> **SHORT EXERCISE**: Please reproduce every record, keeping each one exactly as written.

> **GIVEN ENTRIES**:

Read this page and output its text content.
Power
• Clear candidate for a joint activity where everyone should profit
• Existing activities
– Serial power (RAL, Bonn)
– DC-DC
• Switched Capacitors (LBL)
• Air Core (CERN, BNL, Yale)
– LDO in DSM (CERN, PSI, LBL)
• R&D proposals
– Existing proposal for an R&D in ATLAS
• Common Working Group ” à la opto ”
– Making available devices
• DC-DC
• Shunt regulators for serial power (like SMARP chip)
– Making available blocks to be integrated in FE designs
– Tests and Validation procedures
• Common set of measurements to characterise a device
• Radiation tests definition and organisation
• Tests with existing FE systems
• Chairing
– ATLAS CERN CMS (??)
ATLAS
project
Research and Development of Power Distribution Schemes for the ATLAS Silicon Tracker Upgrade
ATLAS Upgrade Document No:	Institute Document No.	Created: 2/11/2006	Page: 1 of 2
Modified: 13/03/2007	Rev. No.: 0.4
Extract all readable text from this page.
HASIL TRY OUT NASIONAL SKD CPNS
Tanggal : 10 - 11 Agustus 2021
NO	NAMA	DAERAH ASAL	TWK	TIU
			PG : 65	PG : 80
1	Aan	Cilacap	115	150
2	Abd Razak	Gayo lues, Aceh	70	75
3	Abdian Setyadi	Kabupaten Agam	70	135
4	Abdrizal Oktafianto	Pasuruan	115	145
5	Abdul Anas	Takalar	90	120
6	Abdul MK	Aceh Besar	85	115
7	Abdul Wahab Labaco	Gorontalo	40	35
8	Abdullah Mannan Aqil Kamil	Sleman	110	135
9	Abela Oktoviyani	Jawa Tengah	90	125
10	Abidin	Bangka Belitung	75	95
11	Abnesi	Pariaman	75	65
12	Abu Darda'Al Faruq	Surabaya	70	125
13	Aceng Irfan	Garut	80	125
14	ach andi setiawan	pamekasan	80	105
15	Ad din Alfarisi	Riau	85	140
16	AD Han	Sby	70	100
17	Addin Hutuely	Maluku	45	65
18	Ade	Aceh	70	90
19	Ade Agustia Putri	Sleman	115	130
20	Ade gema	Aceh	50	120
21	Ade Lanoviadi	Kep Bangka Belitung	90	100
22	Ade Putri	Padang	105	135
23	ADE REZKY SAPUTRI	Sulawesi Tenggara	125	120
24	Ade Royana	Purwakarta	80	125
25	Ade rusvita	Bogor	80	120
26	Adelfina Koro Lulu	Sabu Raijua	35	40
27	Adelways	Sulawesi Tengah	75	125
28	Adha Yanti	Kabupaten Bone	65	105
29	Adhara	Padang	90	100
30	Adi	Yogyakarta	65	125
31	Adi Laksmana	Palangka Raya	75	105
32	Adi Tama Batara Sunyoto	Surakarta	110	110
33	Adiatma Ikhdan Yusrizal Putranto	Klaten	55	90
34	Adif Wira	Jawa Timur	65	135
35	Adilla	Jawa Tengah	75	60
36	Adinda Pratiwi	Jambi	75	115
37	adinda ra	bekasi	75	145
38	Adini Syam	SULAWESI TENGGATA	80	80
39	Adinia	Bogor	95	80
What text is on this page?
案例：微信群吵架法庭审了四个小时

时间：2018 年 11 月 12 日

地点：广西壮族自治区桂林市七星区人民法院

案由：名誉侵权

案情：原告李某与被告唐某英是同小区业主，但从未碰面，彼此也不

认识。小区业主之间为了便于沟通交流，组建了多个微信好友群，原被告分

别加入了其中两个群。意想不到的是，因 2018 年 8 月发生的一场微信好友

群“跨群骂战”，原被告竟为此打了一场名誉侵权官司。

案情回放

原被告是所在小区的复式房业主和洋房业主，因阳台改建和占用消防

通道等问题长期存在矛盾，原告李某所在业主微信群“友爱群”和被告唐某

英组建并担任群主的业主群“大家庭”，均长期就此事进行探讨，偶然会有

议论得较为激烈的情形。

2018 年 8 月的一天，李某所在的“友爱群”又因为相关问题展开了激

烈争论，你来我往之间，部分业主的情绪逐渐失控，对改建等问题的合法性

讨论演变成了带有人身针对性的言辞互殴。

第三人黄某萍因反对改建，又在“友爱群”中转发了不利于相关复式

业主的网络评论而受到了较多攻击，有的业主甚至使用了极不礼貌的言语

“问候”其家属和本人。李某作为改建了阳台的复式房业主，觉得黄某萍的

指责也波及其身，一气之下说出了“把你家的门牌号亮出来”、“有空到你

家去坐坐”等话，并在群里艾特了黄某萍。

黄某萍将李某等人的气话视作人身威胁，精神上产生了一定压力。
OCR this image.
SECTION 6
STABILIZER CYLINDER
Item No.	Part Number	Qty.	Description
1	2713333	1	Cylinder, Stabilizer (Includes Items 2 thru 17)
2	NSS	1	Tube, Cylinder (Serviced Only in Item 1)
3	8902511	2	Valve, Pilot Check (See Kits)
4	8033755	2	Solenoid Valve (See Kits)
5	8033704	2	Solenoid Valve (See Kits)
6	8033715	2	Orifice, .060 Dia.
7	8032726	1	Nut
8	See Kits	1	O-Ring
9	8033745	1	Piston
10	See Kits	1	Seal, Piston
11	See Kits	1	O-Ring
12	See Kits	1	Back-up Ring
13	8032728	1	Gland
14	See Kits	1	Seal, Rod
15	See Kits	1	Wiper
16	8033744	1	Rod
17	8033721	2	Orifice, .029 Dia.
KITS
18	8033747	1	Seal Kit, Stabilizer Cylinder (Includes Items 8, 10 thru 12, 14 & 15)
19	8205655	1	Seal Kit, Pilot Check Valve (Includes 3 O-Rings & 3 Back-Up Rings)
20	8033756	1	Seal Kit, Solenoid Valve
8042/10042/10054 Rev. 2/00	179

> **RESULT**:
Read this page and output its text content.
Power
• Clear candidate for a joint activity where everyone should profit
• Existing activities
– Serial power (RAL, Bonn)
– DC-DC
• Switched Capacitors (LBL)
• Air Core (CERN, BNL, Yale)
– LDO in DSM (CERN, PSI, LBL)
• R&D proposals
– Existing proposal for an R&D in ATLAS
• Common Working Group ” à la opto ”
– Making available devices
• DC-DC
• Shunt regulators for serial power (like SMARP chip)
– Making available blocks to be integrated in FE designs
– Tests and Validation procedures
• Common set of measurements to characterise a device
• Radiation tests definition and organisation
• Tests with existing FE systems
• Chairing
– ATLAS CERN CMS (??)
ATLAS
project
Research and Development of Power Distribution Schemes for the ATLAS Silicon Tracker Upgrade
ATLAS Upgrade Document No:	Institute Document No.	Created: 2/11/2006	Page: 1 of 2
Modified: 13/03/2007	Rev. No.: 0.4
Extract all readable text from this page.
HASIL TRY OUT NASIONAL SKD CPNS
Tanggal : 10 - 11 Agustus 2021
NO	NAMA	DAERAH ASAL	TWK	TIU
			PG : 65	PG : 80
1	Aan	Cilacap	115	150
2	Abd Razak	Gayo lues, Aceh	70	75
3	Abdian Setyadi	Kabupaten Agam	70	135
4	Abdrizal Oktafianto	Pasuruan	115	145
5	Abdul Anas	Takalar	90	120
6	Abdul MK	Aceh Besar	85	115
7	Abdul Wahab Labaco	Gorontalo	40	35
8	Abdullah Mannan Aqil Kamil	Sleman	110	135
9	Abela Oktoviyani	Jawa Tengah	90	125
10	Abidin	Bangka Belitung	75	95
11	Abnesi	Pariaman	75	65
12	Abu Darda'Al Faruq	Surabaya	70	125
13	Aceng Irfan	Garut	80	125
14	ach andi setiawan	pamekasan	80	105
15	Ad din Alfarisi	Riau	85	140
16	AD Han	Sby	70	100
17	Addin Hutuely	Maluku	45	65
18	Ade	Aceh	70	90
19	Ade Agustia Putri	Sleman	115	130
20	Ade gema	Aceh	50	120
21	Ade Lanoviadi	Kep Bangka Belitung	90	100
22	Ade Putri	Padang	105	135
23	ADE REZKY SAPUTRI	Sulawesi Tenggara	125	120
24	Ade Royana	Purwakarta	80	125
25	Ade rusvita	Bogor	80	120
26	Adelfina Koro Lulu	Sabu Raijua	35	40
27	Adelways	Sulawesi Tengah	75	125
28	Adha Yanti	Kabupaten Bone	65	105
29	Adhara	Padang	90	100
30	Adi	Yogyakarta	65	125
31	Adi Laksmana	Palangka Raya	75	105
32	Adi Tama Batara Sunyoto	Surakarta	110	110
33	Adiatma Ikhdan Yusrizal Putranto	Klaten	55	90
34	Adif Wira	Jawa Timur	65	135
35	Adilla	Jawa Tengah	75	60
36	Adinda Pratiwi	Jambi	75	115
37	adinda ra	bekasi	75	145
38	Adini Syam	SULAWESI TENGGATA	80	80
39	Adinia	Bogor	95	80
What text is on this page?
案例：微信群吵架法庭审了四个小时

时间：2018 年 11 月 12 日

地点：广西壮族自治区桂林市七星区人民法院

案由：名誉侵权

案情：原告李某与被告唐某英是同小区业主，但从未碰面，彼此也不

认识。小区业主之间为了便于沟通交流，组建了多个微信好友群，原被告分

别加入了其中两个群。意想不到的是，因 2018 年 8 月发生的一场微信好友

群“跨群骂战”，原被告竟为此打了一场名誉侵权官司。

案情回放

原被告是所在小区的复式房业主和洋房业主，因阳台改建和占用消防

通道等问题长期存在矛盾，原告李某所在业主微信群“友爱群”和被告唐某

英组建并担任群主的业主群“大家庭”，均长期就此事进行探讨，偶然会有

议论得较为激烈的情形。

2018 年 8 月的一天，李某所在的“友爱群”又因为相关问题展开了激

烈争论，你来我往之间，部分业主的情绪逐渐失控，对改建等问题的合法性

讨论演变成了带有人身针对性的言辞互殴。

第三人黄某萍因反对改建，又在“友爱群”中转发了不利于相关复式

业主的网络评论而受到了较多攻击，有的业主甚至使用了极不礼貌的言语

“问候”其家属和本人。李某作为改建了阳台的复式房业主，觉得黄某萍的

指责也波及其身，一气之下说出了“把你家的门牌号亮出来”、“有空到你

家去坐坐”等话，并在群里艾特了黄某萍。

黄某萍将李某等人的气话视作人身威胁，精神上产生了一定压力。
OCR this image.
SECTION 6
STABILIZER CYLINDER
Item No.	Part Number	Qty.	Description
1	2713333	1	Cylinder, Stabilizer (Includes Items 2 thru 17)
2	NSS	1	Tube, Cylinder (Serviced Only in Item 1)
3	8902511	2	Valve, Pilot Check (See Kits)
4	8033755	2	Solenoid Valve (See Kits)
5	8033704	2	Solenoid Valve (See Kits)
6	8033715	2	Orifice, .060 Dia.
7	8032726	1	Nut
8	See Kits	1	O-Ring
9	8033745	1	Piston
10	See Kits	1	Seal, Piston
11	See Kits	1	O-Ring
12	See Kits	1	Back-up Ring
13	8032728	1	Gland
14	See Kits	1	Seal, Rod
15	See Kits	1	Wiper
16	8033744	1	Rod
17	8033721	2	Orifice, .029 Dia.
KITS
18	8033747	1	Seal Kit, Stabilizer Cylinder (Includes Items 8, 10 thru 12, 14 & 15)
19	8205655	1	Seal Kit, Pilot Check Valve (Includes 3 O-Rings & 3 Back-Up Rings)
20	8033756	1	Seal Kit, Solenoid Valve
8042/10042/10054 Rev. 2/00	179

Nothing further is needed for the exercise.